(Data records)
◆ ◆ ◆ ◆ ◆
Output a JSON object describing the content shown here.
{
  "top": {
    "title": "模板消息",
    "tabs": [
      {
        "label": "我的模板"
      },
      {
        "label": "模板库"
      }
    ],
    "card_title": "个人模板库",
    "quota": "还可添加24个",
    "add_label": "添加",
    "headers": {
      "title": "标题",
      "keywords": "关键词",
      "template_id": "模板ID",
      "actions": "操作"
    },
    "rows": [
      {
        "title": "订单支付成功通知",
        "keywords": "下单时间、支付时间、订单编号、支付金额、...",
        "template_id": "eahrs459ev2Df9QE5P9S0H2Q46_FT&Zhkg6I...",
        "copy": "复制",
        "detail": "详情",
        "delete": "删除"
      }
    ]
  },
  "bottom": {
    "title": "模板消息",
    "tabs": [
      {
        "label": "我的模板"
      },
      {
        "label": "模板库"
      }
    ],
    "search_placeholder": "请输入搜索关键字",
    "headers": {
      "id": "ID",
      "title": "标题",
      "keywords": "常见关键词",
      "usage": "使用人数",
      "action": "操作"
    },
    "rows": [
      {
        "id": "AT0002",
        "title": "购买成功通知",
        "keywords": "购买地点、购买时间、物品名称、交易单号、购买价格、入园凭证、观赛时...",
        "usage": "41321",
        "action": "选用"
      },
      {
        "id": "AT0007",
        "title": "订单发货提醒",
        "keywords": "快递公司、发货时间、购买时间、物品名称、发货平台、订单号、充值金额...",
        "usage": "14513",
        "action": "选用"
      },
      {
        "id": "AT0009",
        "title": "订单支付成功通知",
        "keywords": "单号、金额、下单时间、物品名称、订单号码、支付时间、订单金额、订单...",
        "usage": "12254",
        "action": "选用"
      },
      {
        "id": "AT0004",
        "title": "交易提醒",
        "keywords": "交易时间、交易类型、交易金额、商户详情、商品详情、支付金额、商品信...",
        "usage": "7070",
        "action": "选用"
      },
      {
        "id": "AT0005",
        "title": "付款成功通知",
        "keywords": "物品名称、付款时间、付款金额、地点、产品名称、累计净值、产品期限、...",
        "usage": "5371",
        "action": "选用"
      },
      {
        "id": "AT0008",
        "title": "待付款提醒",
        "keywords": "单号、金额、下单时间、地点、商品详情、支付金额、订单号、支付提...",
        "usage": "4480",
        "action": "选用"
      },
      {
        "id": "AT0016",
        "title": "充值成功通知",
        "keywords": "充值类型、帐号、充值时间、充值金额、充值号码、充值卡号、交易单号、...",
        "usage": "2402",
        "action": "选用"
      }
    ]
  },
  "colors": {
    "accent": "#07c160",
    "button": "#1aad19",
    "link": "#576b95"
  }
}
◆ ◆ ◆ ◆ ◆
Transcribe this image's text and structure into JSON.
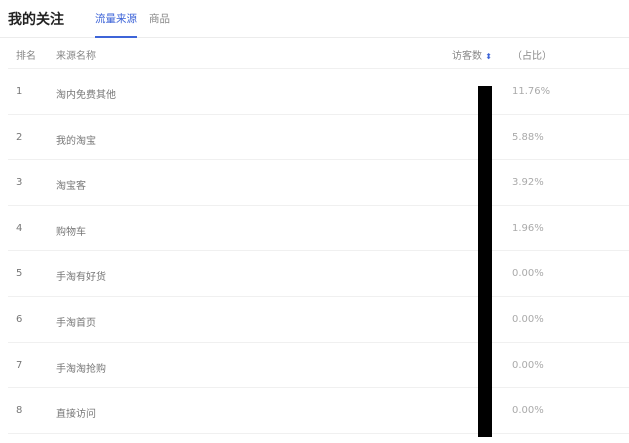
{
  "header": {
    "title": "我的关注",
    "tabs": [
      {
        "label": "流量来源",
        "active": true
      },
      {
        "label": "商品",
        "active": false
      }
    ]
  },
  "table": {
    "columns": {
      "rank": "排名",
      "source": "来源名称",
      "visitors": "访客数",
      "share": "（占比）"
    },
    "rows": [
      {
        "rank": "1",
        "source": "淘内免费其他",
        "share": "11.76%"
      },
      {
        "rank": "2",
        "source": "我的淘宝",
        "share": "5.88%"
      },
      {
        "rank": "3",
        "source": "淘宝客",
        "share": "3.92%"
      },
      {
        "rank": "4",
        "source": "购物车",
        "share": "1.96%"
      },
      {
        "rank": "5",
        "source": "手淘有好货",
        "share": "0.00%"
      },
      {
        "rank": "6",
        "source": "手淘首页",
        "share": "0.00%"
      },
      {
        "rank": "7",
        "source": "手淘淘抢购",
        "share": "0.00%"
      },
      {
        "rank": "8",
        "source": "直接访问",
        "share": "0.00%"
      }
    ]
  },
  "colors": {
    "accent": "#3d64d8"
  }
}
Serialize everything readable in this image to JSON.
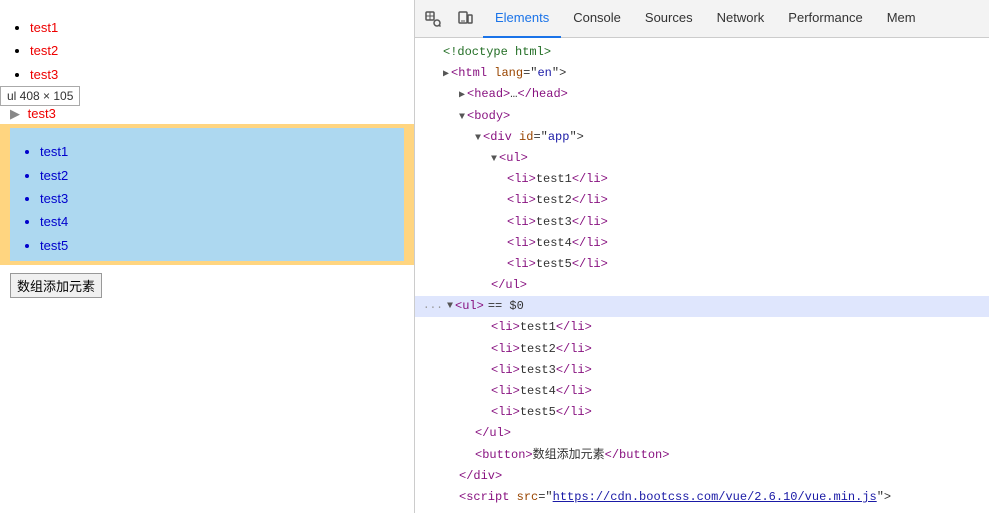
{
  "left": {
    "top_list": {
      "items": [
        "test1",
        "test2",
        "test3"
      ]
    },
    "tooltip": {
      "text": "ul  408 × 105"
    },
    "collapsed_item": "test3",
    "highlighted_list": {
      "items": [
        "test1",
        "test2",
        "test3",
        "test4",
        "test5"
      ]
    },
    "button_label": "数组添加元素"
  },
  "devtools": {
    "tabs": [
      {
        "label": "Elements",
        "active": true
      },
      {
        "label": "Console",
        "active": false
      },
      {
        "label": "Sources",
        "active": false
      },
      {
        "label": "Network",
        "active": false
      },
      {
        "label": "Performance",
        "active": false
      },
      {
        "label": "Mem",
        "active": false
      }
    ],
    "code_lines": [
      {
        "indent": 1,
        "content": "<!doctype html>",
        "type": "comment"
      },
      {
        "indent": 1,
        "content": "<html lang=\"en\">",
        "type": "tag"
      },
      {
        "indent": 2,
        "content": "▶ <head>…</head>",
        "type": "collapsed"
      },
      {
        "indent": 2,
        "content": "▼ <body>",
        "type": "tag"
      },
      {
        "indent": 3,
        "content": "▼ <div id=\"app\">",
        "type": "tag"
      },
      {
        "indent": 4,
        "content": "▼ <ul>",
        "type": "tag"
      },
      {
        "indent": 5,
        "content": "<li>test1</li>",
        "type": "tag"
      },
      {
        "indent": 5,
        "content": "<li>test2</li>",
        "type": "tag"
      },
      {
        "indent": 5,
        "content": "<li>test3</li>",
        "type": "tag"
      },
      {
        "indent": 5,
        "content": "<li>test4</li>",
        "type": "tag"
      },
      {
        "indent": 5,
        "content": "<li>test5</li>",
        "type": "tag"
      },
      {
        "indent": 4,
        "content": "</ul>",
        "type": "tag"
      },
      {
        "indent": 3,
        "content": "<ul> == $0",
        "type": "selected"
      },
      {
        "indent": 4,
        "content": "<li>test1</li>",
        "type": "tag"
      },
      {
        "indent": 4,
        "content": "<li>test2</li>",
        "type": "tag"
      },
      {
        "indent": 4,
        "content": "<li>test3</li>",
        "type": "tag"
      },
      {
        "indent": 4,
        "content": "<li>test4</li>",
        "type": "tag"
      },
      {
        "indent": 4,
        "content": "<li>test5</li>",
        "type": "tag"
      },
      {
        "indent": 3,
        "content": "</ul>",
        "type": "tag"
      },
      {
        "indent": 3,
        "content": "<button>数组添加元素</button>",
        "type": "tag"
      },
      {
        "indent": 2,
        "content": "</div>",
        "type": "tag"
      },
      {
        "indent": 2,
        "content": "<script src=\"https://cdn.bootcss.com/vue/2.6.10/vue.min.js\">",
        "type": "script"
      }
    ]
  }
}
◆ ◆ ◆ ◆ ◆
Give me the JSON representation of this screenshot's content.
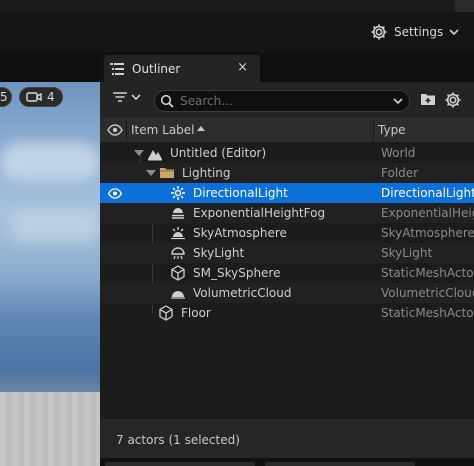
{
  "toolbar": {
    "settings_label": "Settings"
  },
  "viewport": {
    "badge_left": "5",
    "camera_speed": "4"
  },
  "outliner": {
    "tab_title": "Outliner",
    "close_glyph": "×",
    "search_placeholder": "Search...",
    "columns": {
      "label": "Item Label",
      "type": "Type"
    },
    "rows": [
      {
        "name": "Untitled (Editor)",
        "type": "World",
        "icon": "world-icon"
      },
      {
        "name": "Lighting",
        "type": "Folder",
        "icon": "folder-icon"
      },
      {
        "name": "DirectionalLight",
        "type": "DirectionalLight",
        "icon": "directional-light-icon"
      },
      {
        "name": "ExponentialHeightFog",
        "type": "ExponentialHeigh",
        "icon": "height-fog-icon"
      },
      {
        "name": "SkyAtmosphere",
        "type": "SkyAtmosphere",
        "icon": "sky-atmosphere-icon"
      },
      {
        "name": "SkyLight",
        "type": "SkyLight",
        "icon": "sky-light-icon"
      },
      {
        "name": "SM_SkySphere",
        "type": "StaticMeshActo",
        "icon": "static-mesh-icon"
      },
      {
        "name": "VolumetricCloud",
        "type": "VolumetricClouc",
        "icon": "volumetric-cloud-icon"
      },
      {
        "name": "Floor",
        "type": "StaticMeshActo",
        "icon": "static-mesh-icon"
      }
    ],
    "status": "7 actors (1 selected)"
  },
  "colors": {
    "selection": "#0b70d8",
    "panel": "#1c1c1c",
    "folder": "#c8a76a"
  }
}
◆ ◆ ◆ ◆ ◆
### Stated problem
Using the records above, find and show each line with the string "支付金额".

### The response
        "keywords": "下单时间、支付时间、订单编号、支付金额、...",
        "keywords": "交易时间、交易类型、交易金额、商户详情、商品详情、支付金额、商品信...",
        "keywords": "单号、金额、下单时间、地点、商品详情、支付金额、订单号、支付提...",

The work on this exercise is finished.